Record set:
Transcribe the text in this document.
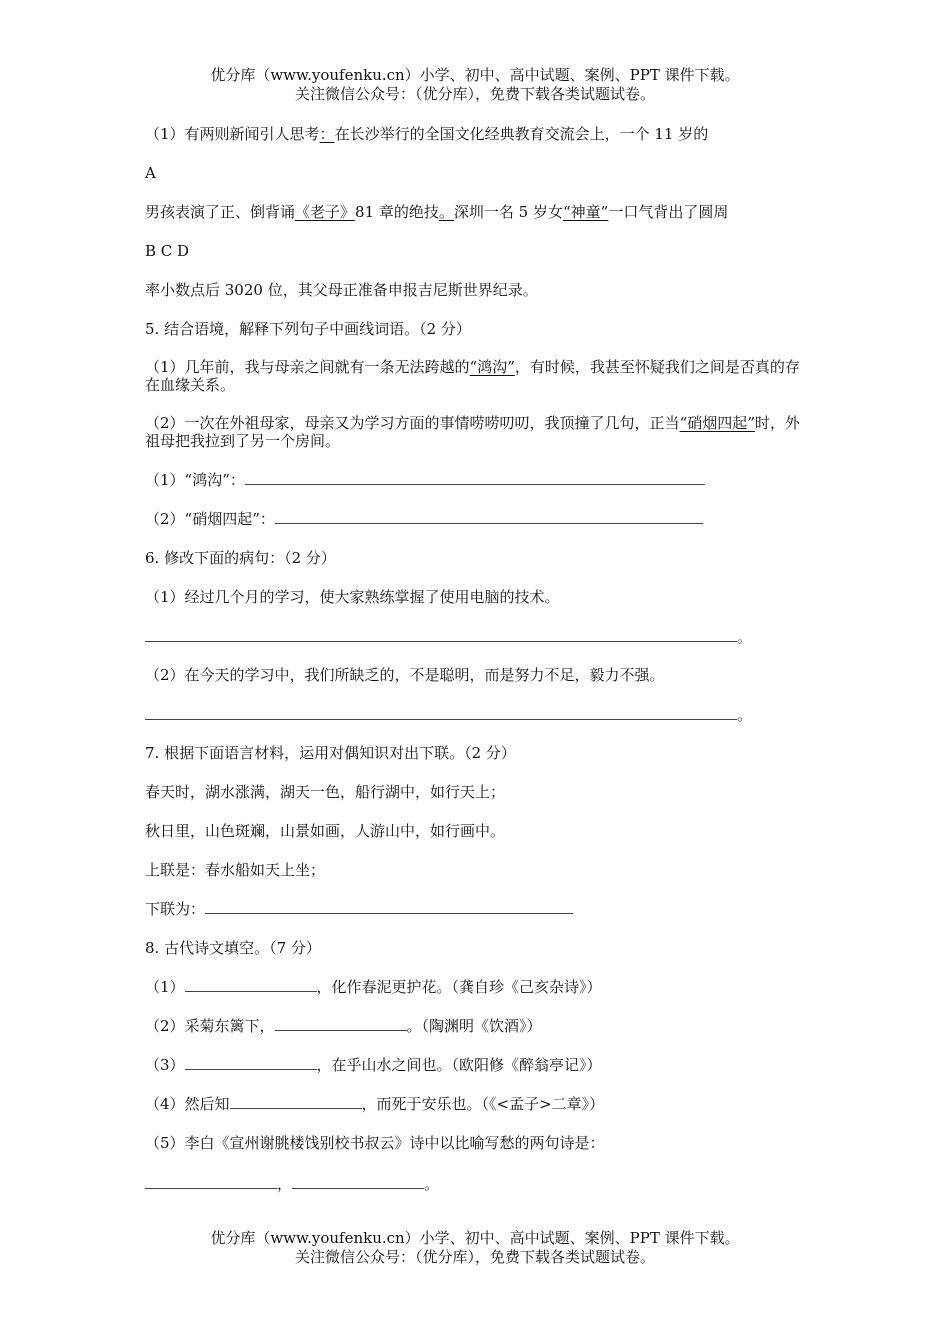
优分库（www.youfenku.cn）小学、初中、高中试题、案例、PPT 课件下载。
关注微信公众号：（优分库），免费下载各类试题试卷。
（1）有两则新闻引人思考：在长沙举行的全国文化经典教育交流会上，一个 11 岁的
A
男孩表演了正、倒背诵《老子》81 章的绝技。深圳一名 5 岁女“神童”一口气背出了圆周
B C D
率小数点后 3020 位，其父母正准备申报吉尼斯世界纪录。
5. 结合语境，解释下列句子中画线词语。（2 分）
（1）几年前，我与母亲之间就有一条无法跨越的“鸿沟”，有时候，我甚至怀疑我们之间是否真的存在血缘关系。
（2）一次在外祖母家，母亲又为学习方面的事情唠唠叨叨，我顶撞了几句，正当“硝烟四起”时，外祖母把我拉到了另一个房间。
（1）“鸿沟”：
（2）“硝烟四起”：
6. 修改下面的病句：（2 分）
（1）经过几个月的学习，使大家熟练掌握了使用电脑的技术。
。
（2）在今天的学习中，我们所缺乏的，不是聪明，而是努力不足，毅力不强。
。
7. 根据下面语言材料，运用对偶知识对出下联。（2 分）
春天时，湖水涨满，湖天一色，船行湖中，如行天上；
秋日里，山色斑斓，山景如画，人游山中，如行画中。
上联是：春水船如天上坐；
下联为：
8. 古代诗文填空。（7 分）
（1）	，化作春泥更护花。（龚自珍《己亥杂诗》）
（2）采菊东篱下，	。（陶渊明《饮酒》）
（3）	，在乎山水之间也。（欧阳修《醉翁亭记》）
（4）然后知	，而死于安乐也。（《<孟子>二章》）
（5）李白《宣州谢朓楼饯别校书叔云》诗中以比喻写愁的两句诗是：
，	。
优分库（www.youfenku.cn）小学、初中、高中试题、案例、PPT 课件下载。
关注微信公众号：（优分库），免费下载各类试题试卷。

==

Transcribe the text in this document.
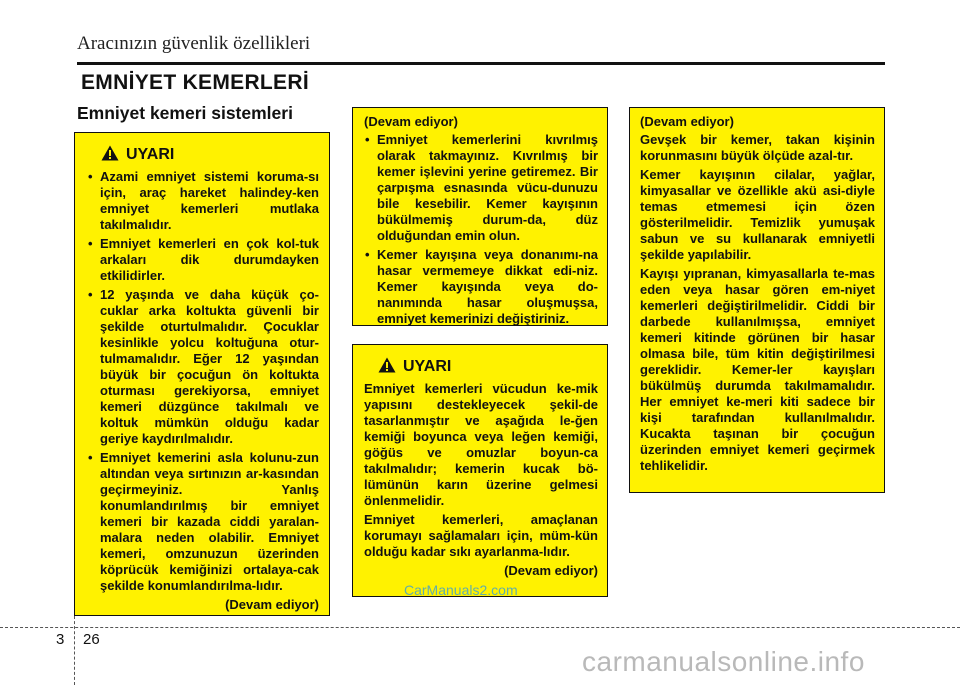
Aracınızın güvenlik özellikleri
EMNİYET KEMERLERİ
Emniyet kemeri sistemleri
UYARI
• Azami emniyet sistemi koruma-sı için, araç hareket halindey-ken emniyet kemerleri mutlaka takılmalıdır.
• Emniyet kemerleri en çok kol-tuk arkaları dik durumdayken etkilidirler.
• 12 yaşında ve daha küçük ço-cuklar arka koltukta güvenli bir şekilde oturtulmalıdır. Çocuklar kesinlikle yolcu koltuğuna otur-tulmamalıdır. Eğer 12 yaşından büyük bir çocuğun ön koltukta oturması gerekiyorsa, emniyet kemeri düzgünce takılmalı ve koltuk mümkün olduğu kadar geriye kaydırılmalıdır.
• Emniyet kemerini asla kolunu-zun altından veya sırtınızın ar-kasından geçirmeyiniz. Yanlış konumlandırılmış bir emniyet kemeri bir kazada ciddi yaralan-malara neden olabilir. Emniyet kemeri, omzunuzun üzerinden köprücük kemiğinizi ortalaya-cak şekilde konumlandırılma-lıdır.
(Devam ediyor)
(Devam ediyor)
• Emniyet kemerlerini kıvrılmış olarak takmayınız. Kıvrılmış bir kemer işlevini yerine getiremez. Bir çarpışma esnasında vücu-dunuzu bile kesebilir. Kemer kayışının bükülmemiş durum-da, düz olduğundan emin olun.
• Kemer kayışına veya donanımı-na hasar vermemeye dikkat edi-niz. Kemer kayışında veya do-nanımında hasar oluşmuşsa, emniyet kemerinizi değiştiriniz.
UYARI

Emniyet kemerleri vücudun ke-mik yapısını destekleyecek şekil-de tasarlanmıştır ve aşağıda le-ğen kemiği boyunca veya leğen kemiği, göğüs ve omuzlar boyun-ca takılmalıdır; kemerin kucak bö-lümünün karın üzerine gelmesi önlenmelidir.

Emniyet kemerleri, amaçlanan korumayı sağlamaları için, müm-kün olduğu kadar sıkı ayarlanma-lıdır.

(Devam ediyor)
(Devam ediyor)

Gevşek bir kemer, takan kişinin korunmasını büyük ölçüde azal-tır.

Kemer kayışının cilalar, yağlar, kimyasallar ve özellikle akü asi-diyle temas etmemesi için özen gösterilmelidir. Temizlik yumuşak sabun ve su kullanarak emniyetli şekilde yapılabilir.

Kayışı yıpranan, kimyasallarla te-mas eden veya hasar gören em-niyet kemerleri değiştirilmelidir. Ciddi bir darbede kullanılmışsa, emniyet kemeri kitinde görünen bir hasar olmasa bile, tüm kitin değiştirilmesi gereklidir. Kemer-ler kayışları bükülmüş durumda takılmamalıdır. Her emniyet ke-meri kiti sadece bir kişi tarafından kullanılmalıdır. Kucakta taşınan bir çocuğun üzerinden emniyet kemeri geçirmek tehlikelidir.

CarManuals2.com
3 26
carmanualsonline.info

Job: Search the entries for the word "çocuğun", then gather every line that has it.

Result:
• 12 yaşında ve daha küçük ço-cuklar arka koltukta güvenli bir şekilde oturtulmalıdır. Çocuklar kesinlikle yolcu koltuğuna otur-tulmamalıdır. Eğer 12 yaşından büyük bir çocuğun ön koltukta oturması gerekiyorsa, emniyet kemeri düzgünce takılmalı ve koltuk mümkün olduğu kadar geriye kaydırılmalıdır.
Kayışı yıpranan, kimyasallarla te-mas eden veya hasar gören em-niyet kemerleri değiştirilmelidir. Ciddi bir darbede kullanılmışsa, emniyet kemeri kitinde görünen bir hasar olmasa bile, tüm kitin değiştirilmesi gereklidir. Kemer-ler kayışları bükülmüş durumda takılmamalıdır. Her emniyet ke-meri kiti sadece bir kişi tarafından kullanılmalıdır. Kucakta taşınan bir çocuğun üzerinden emniyet kemeri geçirmek tehlikelidir.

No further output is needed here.